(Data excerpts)
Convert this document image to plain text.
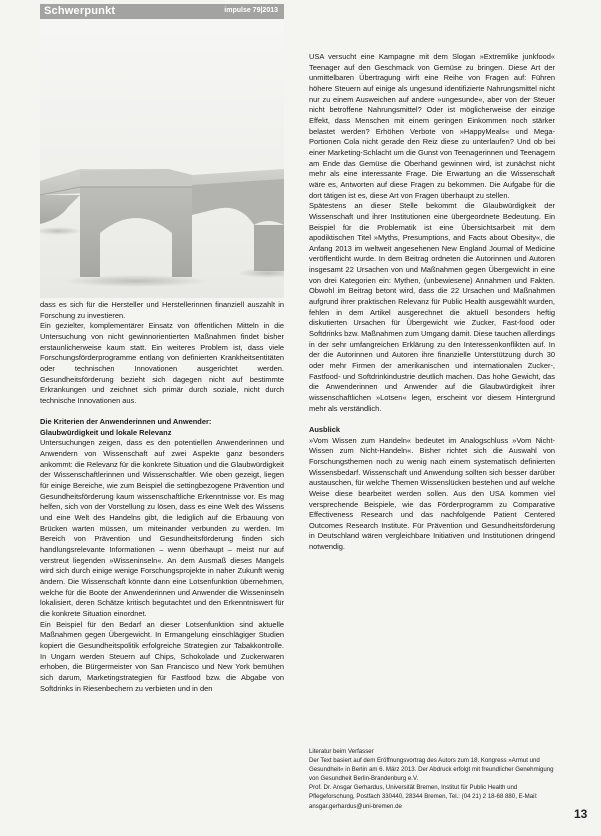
Schwerpunkt	impulse 79|2013

dass es sich für die Hersteller und Herstellerinnen finanziell auszahlt in Forschung zu investieren.

Ein gezielter, komplementärer Einsatz von öffentlichen Mitteln in die Untersuchung von nicht gewinnorientierten Maßnahmen findet bisher erstaunlicherweise kaum statt. Ein weiteres Problem ist, dass viele Forschungsförderprogramme entlang von definierten Krankheitsentitäten oder technischen Innovationen ausgerichtet werden. Gesundheitsförderung bezieht sich dagegen nicht auf bestimmte Erkrankungen und zeichnet sich primär durch soziale, nicht durch technische Innovationen aus.

Die Kriterien der Anwenderinnen und Anwender:

Glaubwürdigkeit und lokale Relevanz

Untersuchungen zeigen, dass es den potentiellen Anwenderinnen und Anwendern von Wissenschaft auf zwei Aspekte ganz besonders ankommt: die Relevanz für die konkrete Situation und die Glaubwürdigkeit der Wissenschaftlerinnen und Wissenschaftler. Wie oben gezeigt, liegen für einige Bereiche, wie zum Beispiel die settingbezogene Prävention und Gesundheitsförderung kaum wissenschaftliche Erkenntnisse vor. Es mag helfen, sich von der Vorstellung zu lösen, dass es eine Welt des Wissens und eine Welt des Handelns gibt, die lediglich auf die Erbauung von Brücken warten müssen, um miteinander verbunden zu werden. Im Bereich von Prävention und Gesundheitsförderung finden sich handlungsrelevante Informationen – wenn überhaupt – meist nur auf verstreut liegenden »Wisseninseln«. An dem Ausmaß dieses Mangels wird sich durch einige wenige Forschungsprojekte in naher Zukunft wenig ändern. Die Wissenschaft könnte dann eine Lotsenfunktion übernehmen, welche für die Boote der Anwenderinnen und Anwender die Wisseninseln lokalisiert, deren Schätze kritisch begutachtet und den Erkenntniswert für die konkrete Situation einordnet.

Ein Beispiel für den Bedarf an dieser Lotsenfunktion sind aktuelle Maßnahmen gegen Übergewicht. In Ermangelung einschlägiger Studien kopiert die Gesundheitspolitik erfolgreiche Strategien zur Tabakkontrolle. In Ungarn werden Steuern auf Chips, Schokolade und Zuckerwaren erhoben, die Bürgermeister von San Francisco und New York bemühen sich darum, Marketingstrategien für Fastfood bzw. die Abgabe von Softdrinks in Riesenbechern zu verbieten und in den

USA versucht eine Kampagne mit dem Slogan »Extremlike junkfood« Teenager auf den Geschmack von Gemüse zu bringen. Diese Art der unmittelbaren Übertragung wirft eine Reihe von Fragen auf: Führen höhere Steuern auf einige als ungesund identifizierte Nahrungsmittel nicht nur zu einem Ausweichen auf andere »ungesunde«, aber von der Steuer nicht betroffene Nahrungsmittel? Oder ist möglicherweise der einzige Effekt, dass Menschen mit einem geringen Einkommen noch stärker belastet werden? Erhöhen Verbote von »HappyMeals« und Mega-Portionen Cola nicht gerade den Reiz diese zu unterlaufen? Und ob bei einer Marketing-Schlacht um die Gunst von Teenagerinnen und Teenagern am Ende das Gemüse die Oberhand gewinnen wird, ist zunächst nicht mehr als eine interessante Frage. Die Erwartung an die Wissenschaft wäre es, Antworten auf diese Fragen zu bekommen. Die Aufgabe für die dort tätigen ist es, diese Art von Fragen überhaupt zu stellen.

Spätestens an dieser Stelle bekommt die Glaubwürdigkeit der Wissenschaft und ihrer Institutionen eine übergeordnete Bedeutung. Ein Beispiel für die Problematik ist eine Übersichtsarbeit mit dem apodiktischen Titel »Myths, Presumptions, and Facts about Obesity«, die Anfang 2013 im weltweit angesehenen New England Journal of Medicine veröffentlicht wurde. In dem Beitrag ordneten die Autorinnen und Autoren insgesamt 22 Ursachen von und Maßnahmen gegen Übergewicht in eine von drei Kategorien ein: Mythen, (unbewiesene) Annahmen und Fakten. Obwohl im Beitrag betont wird, dass die 22 Ursachen und Maßnahmen aufgrund ihrer praktischen Relevanz für Public Health ausgewählt wurden, fehlen in dem Artikel ausgerechnet die aktuell besonders heftig diskutierten Ursachen für Übergewicht wie Zucker, Fast-food oder Softdrinks bzw. Maßnahmen zum Umgang damit. Diese tauchen allerdings in der sehr umfangreichen Erklärung zu den Interessenkonflikten auf. In der die Autorinnen und Autoren ihre finanzielle Unterstützung durch 30 oder mehr Firmen der amerikanischen und internationalen Zucker-, Fastfood- und Softdrinkindustrie deutlich machen. Das hohe Gewicht, das die Anwenderinnen und Anwender auf die Glaubwürdigkeit ihrer wissenschaftlichen »Lotsen« legen, erscheint vor diesem Hintergrund mehr als verständlich.

Ausblick

»Vom Wissen zum Handeln« bedeutet im Analogschluss »Vom Nicht-Wissen zum Nicht-Handeln«. Bisher richtet sich die Auswahl von Forschungsthemen noch zu wenig nach einem systematisch definierten Wissensbedarf. Wissenschaft und Anwendung sollten sich besser darüber austauschen, für welche Themen Wissenslücken bestehen und auf welche Weise diese bearbeitet werden sollen. Aus den USA kommen viel versprechende Beispiele, wie das Förderprogramm zu Comparative Effectiveness Research und das nachfolgende Patient Centered Outcomes Research Institute. Für Prävention und Gesundheitsförderung in Deutschland wären vergleichbare Initiativen und Institutionen dringend notwendig.

Literatur beim Verfasser

Der Text basiert auf dem Eröffnungsvortrag des Autors zum 18. Kongress »Armut und Gesundheit« in Berlin am 6. März 2013. Der Abdruck erfolgt mit freundlicher Genehmigung von Gesundheit Berlin-Brandenburg e.V.

Prof. Dr. Ansgar Gerhardus, Universität Bremen, Institut für Public Health und Pflegeforschung, Postfach 330440, 28344 Bremen, Tel.: (04 21) 2 18-68 880, E-Mail: ansgar.gerhardus@uni-bremen.de

13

- STATED PROBLEM -
Repeat the records above exactly, omitting every picture.

- THE RESULT -
Convert this document image to plain text.
Schwerpunkt	impulse 79|2013

dass es sich für die Hersteller und Herstellerinnen finanziell auszahlt in Forschung zu investieren.

Ein gezielter, komplementärer Einsatz von öffentlichen Mitteln in die Untersuchung von nicht gewinnorientierten Maßnahmen findet bisher erstaunlicherweise kaum statt. Ein weiteres Problem ist, dass viele Forschungsförderprogramme entlang von definierten Krankheitsentitäten oder technischen Innovationen ausgerichtet werden. Gesundheitsförderung bezieht sich dagegen nicht auf bestimmte Erkrankungen und zeichnet sich primär durch soziale, nicht durch technische Innovationen aus.

Die Kriterien der Anwenderinnen und Anwender:

Glaubwürdigkeit und lokale Relevanz

Untersuchungen zeigen, dass es den potentiellen Anwenderinnen und Anwendern von Wissenschaft auf zwei Aspekte ganz besonders ankommt: die Relevanz für die konkrete Situation und die Glaubwürdigkeit der Wissenschaftlerinnen und Wissenschaftler. Wie oben gezeigt, liegen für einige Bereiche, wie zum Beispiel die settingbezogene Prävention und Gesundheitsförderung kaum wissenschaftliche Erkenntnisse vor. Es mag helfen, sich von der Vorstellung zu lösen, dass es eine Welt des Wissens und eine Welt des Handelns gibt, die lediglich auf die Erbauung von Brücken warten müssen, um miteinander verbunden zu werden. Im Bereich von Prävention und Gesundheitsförderung finden sich handlungsrelevante Informationen – wenn überhaupt – meist nur auf verstreut liegenden »Wisseninseln«. An dem Ausmaß dieses Mangels wird sich durch einige wenige Forschungsprojekte in naher Zukunft wenig ändern. Die Wissenschaft könnte dann eine Lotsenfunktion übernehmen, welche für die Boote der Anwenderinnen und Anwender die Wisseninseln lokalisiert, deren Schätze kritisch begutachtet und den Erkenntniswert für die konkrete Situation einordnet.

Ein Beispiel für den Bedarf an dieser Lotsenfunktion sind aktuelle Maßnahmen gegen Übergewicht. In Ermangelung einschlägiger Studien kopiert die Gesundheitspolitik erfolgreiche Strategien zur Tabakkontrolle. In Ungarn werden Steuern auf Chips, Schokolade und Zuckerwaren erhoben, die Bürgermeister von San Francisco und New York bemühen sich darum, Marketingstrategien für Fastfood bzw. die Abgabe von Softdrinks in Riesenbechern zu verbieten und in den

USA versucht eine Kampagne mit dem Slogan »Extremlike junkfood« Teenager auf den Geschmack von Gemüse zu bringen. Diese Art der unmittelbaren Übertragung wirft eine Reihe von Fragen auf: Führen höhere Steuern auf einige als ungesund identifizierte Nahrungsmittel nicht nur zu einem Ausweichen auf andere »ungesunde«, aber von der Steuer nicht betroffene Nahrungsmittel? Oder ist möglicherweise der einzige Effekt, dass Menschen mit einem geringen Einkommen noch stärker belastet werden? Erhöhen Verbote von »HappyMeals« und Mega-Portionen Cola nicht gerade den Reiz diese zu unterlaufen? Und ob bei einer Marketing-Schlacht um die Gunst von Teenagerinnen und Teenagern am Ende das Gemüse die Oberhand gewinnen wird, ist zunächst nicht mehr als eine interessante Frage. Die Erwartung an die Wissenschaft wäre es, Antworten auf diese Fragen zu bekommen. Die Aufgabe für die dort tätigen ist es, diese Art von Fragen überhaupt zu stellen.

Spätestens an dieser Stelle bekommt die Glaubwürdigkeit der Wissenschaft und ihrer Institutionen eine übergeordnete Bedeutung. Ein Beispiel für die Problematik ist eine Übersichtsarbeit mit dem apodiktischen Titel »Myths, Presumptions, and Facts about Obesity«, die Anfang 2013 im weltweit angesehenen New England Journal of Medicine veröffentlicht wurde. In dem Beitrag ordneten die Autorinnen und Autoren insgesamt 22 Ursachen von und Maßnahmen gegen Übergewicht in eine von drei Kategorien ein: Mythen, (unbewiesene) Annahmen und Fakten. Obwohl im Beitrag betont wird, dass die 22 Ursachen und Maßnahmen aufgrund ihrer praktischen Relevanz für Public Health ausgewählt wurden, fehlen in dem Artikel ausgerechnet die aktuell besonders heftig diskutierten Ursachen für Übergewicht wie Zucker, Fast-food oder Softdrinks bzw. Maßnahmen zum Umgang damit. Diese tauchen allerdings in der sehr umfangreichen Erklärung zu den Interessenkonflikten auf. In der die Autorinnen und Autoren ihre finanzielle Unterstützung durch 30 oder mehr Firmen der amerikanischen und internationalen Zucker-, Fastfood- und Softdrinkindustrie deutlich machen. Das hohe Gewicht, das die Anwenderinnen und Anwender auf die Glaubwürdigkeit ihrer wissenschaftlichen »Lotsen« legen, erscheint vor diesem Hintergrund mehr als verständlich.

Ausblick

»Vom Wissen zum Handeln« bedeutet im Analogschluss »Vom Nicht-Wissen zum Nicht-Handeln«. Bisher richtet sich die Auswahl von Forschungsthemen noch zu wenig nach einem systematisch definierten Wissensbedarf. Wissenschaft und Anwendung sollten sich besser darüber austauschen, für welche Themen Wissenslücken bestehen und auf welche Weise diese bearbeitet werden sollen. Aus den USA kommen viel versprechende Beispiele, wie das Förderprogramm zu Comparative Effectiveness Research und das nachfolgende Patient Centered Outcomes Research Institute. Für Prävention und Gesundheitsförderung in Deutschland wären vergleichbare Initiativen und Institutionen dringend notwendig.

Literatur beim Verfasser

Der Text basiert auf dem Eröffnungsvortrag des Autors zum 18. Kongress »Armut und Gesundheit« in Berlin am 6. März 2013. Der Abdruck erfolgt mit freundlicher Genehmigung von Gesundheit Berlin-Brandenburg e.V.

Prof. Dr. Ansgar Gerhardus, Universität Bremen, Institut für Public Health und Pflegeforschung, Postfach 330440, 28344 Bremen, Tel.: (04 21) 2 18-68 880, E-Mail: ansgar.gerhardus@uni-bremen.de

13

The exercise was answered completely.